=== Exercise brief ===
Repeat the records below exactly as they appear.

Collected data entries
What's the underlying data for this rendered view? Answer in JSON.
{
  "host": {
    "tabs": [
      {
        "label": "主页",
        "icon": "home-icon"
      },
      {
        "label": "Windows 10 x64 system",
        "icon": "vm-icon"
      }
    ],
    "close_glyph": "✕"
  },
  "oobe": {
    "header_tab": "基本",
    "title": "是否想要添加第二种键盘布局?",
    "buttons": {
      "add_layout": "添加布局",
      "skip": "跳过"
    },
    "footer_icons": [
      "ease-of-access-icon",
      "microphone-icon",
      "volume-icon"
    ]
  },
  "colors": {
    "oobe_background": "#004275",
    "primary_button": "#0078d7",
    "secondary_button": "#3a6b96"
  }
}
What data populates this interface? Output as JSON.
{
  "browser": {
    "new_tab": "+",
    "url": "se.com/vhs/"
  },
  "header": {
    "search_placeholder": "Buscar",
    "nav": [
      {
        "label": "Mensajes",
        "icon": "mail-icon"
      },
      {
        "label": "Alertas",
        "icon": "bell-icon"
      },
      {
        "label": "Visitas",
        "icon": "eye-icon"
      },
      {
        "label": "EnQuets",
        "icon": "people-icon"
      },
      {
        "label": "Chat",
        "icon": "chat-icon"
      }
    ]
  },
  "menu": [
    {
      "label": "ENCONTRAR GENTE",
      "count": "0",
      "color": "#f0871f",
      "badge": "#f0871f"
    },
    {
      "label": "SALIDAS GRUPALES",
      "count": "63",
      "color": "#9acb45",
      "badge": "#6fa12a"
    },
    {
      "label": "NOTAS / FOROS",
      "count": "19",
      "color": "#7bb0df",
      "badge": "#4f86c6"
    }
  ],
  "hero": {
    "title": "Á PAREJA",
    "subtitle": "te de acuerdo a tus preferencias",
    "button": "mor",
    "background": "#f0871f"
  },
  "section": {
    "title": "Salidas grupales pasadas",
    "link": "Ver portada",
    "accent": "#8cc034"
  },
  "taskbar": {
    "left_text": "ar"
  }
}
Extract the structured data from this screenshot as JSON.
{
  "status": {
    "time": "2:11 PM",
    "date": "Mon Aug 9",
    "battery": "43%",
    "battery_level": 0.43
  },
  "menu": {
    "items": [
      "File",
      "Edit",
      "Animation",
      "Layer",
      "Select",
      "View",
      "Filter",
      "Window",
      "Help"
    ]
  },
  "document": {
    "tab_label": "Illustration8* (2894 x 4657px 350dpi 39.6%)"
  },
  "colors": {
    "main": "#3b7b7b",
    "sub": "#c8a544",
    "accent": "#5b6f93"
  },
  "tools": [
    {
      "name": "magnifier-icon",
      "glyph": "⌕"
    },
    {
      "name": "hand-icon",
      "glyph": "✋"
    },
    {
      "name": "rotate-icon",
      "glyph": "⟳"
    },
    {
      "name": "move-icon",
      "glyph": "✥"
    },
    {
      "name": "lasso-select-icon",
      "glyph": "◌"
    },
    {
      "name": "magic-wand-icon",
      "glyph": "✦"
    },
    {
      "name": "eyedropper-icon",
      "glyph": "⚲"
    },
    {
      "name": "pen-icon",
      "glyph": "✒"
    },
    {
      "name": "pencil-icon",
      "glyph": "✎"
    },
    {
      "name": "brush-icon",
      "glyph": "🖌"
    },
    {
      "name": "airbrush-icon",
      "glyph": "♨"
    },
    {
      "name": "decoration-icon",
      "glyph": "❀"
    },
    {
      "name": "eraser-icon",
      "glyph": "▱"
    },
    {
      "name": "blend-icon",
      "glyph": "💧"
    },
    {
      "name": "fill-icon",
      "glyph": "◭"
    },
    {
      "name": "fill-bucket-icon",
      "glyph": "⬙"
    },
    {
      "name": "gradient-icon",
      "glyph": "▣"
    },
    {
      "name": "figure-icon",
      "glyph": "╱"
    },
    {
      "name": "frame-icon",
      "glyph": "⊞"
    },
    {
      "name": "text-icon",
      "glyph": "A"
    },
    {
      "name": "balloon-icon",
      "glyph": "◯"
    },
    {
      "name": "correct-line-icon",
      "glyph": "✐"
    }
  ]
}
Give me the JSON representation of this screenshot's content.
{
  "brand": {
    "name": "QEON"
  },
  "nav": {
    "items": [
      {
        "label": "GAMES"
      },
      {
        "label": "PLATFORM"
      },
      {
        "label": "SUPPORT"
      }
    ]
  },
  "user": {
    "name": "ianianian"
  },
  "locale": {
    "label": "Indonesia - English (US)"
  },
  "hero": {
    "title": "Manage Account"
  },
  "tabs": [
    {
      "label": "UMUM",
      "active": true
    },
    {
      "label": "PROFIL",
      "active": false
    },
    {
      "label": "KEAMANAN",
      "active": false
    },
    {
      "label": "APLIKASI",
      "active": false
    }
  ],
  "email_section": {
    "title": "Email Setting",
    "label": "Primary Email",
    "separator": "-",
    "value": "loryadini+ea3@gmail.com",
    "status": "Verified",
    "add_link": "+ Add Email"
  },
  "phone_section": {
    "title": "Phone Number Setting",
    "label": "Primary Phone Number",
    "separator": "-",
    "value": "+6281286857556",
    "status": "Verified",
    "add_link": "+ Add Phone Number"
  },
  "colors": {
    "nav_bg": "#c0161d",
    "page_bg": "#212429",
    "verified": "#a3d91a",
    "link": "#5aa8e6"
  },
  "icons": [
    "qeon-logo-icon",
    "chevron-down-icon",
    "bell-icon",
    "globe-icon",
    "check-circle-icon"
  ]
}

=== Output for this exercise ===
What's the underlying data for this rendered view? Answer in JSON.
{
  "host": {
    "tabs": [
      {
        "label": "主页",
        "icon": "home-icon"
      },
      {
        "label": "Windows 10 x64 system",
        "icon": "vm-icon"
      }
    ],
    "close_glyph": "✕"
  },
  "oobe": {
    "header_tab": "基本",
    "title": "是否想要添加第二种键盘布局?",
    "buttons": {
      "add_layout": "添加布局",
      "skip": "跳过"
    },
    "footer_icons": [
      "ease-of-access-icon",
      "microphone-icon",
      "volume-icon"
    ]
  },
  "colors": {
    "oobe_background": "#004275",
    "primary_button": "#0078d7",
    "secondary_button": "#3a6b96"
  }
}
What data populates this interface? Output as JSON.
{
  "browser": {
    "new_tab": "+",
    "url": "se.com/vhs/"
  },
  "header": {
    "search_placeholder": "Buscar",
    "nav": [
      {
        "label": "Mensajes",
        "icon": "mail-icon"
      },
      {
        "label": "Alertas",
        "icon": "bell-icon"
      },
      {
        "label": "Visitas",
        "icon": "eye-icon"
      },
      {
        "label": "EnQuets",
        "icon": "people-icon"
      },
      {
        "label": "Chat",
        "icon": "chat-icon"
      }
    ]
  },
  "menu": [
    {
      "label": "ENCONTRAR GENTE",
      "count": "0",
      "color": "#f0871f",
      "badge": "#f0871f"
    },
    {
      "label": "SALIDAS GRUPALES",
      "count": "63",
      "color": "#9acb45",
      "badge": "#6fa12a"
    },
    {
      "label": "NOTAS / FOROS",
      "count": "19",
      "color": "#7bb0df",
      "badge": "#4f86c6"
    }
  ],
  "hero": {
    "title": "Á PAREJA",
    "subtitle": "te de acuerdo a tus preferencias",
    "button": "mor",
    "background": "#f0871f"
  },
  "section": {
    "title": "Salidas grupales pasadas",
    "link": "Ver portada",
    "accent": "#8cc034"
  },
  "taskbar": {
    "left_text": "ar"
  }
}
Extract the structured data from this screenshot as JSON.
{
  "status": {
    "time": "2:11 PM",
    "date": "Mon Aug 9",
    "battery": "43%",
    "battery_level": 0.43
  },
  "menu": {
    "items": [
      "File",
      "Edit",
      "Animation",
      "Layer",
      "Select",
      "View",
      "Filter",
      "Window",
      "Help"
    ]
  },
  "document": {
    "tab_label": "Illustration8* (2894 x 4657px 350dpi 39.6%)"
  },
  "colors": {
    "main": "#3b7b7b",
    "sub": "#c8a544",
    "accent": "#5b6f93"
  },
  "tools": [
    {
      "name": "magnifier-icon",
      "glyph": "⌕"
    },
    {
      "name": "hand-icon",
      "glyph": "✋"
    },
    {
      "name": "rotate-icon",
      "glyph": "⟳"
    },
    {
      "name": "move-icon",
      "glyph": "✥"
    },
    {
      "name": "lasso-select-icon",
      "glyph": "◌"
    },
    {
      "name": "magic-wand-icon",
      "glyph": "✦"
    },
    {
      "name": "eyedropper-icon",
      "glyph": "⚲"
    },
    {
      "name": "pen-icon",
      "glyph": "✒"
    },
    {
      "name": "pencil-icon",
      "glyph": "✎"
    },
    {
      "name": "brush-icon",
      "glyph": "🖌"
    },
    {
      "name": "airbrush-icon",
      "glyph": "♨"
    },
    {
      "name": "decoration-icon",
      "glyph": "❀"
    },
    {
      "name": "eraser-icon",
      "glyph": "▱"
    },
    {
      "name": "blend-icon",
      "glyph": "💧"
    },
    {
      "name": "fill-icon",
      "glyph": "◭"
    },
    {
      "name": "fill-bucket-icon",
      "glyph": "⬙"
    },
    {
      "name": "gradient-icon",
      "glyph": "▣"
    },
    {
      "name": "figure-icon",
      "glyph": "╱"
    },
    {
      "name": "frame-icon",
      "glyph": "⊞"
    },
    {
      "name": "text-icon",
      "glyph": "A"
    },
    {
      "name": "balloon-icon",
      "glyph": "◯"
    },
    {
      "name": "correct-line-icon",
      "glyph": "✐"
    }
  ]
}
Give me the JSON representation of this screenshot's content.
{
  "brand": {
    "name": "QEON"
  },
  "nav": {
    "items": [
      {
        "label": "GAMES"
      },
      {
        "label": "PLATFORM"
      },
      {
        "label": "SUPPORT"
      }
    ]
  },
  "user": {
    "name": "ianianian"
  },
  "locale": {
    "label": "Indonesia - English (US)"
  },
  "hero": {
    "title": "Manage Account"
  },
  "tabs": [
    {
      "label": "UMUM",
      "active": true
    },
    {
      "label": "PROFIL",
      "active": false
    },
    {
      "label": "KEAMANAN",
      "active": false
    },
    {
      "label": "APLIKASI",
      "active": false
    }
  ],
  "email_section": {
    "title": "Email Setting",
    "label": "Primary Email",
    "separator": "-",
    "value": "loryadini+ea3@gmail.com",
    "status": "Verified",
    "add_link": "+ Add Email"
  },
  "phone_section": {
    "title": "Phone Number Setting",
    "label": "Primary Phone Number",
    "separator": "-",
    "value": "+6281286857556",
    "status": "Verified",
    "add_link": "+ Add Phone Number"
  },
  "colors": {
    "nav_bg": "#c0161d",
    "page_bg": "#212429",
    "verified": "#a3d91a",
    "link": "#5aa8e6"
  },
  "icons": [
    "qeon-logo-icon",
    "chevron-down-icon",
    "bell-icon",
    "globe-icon",
    "check-circle-icon"
  ]
}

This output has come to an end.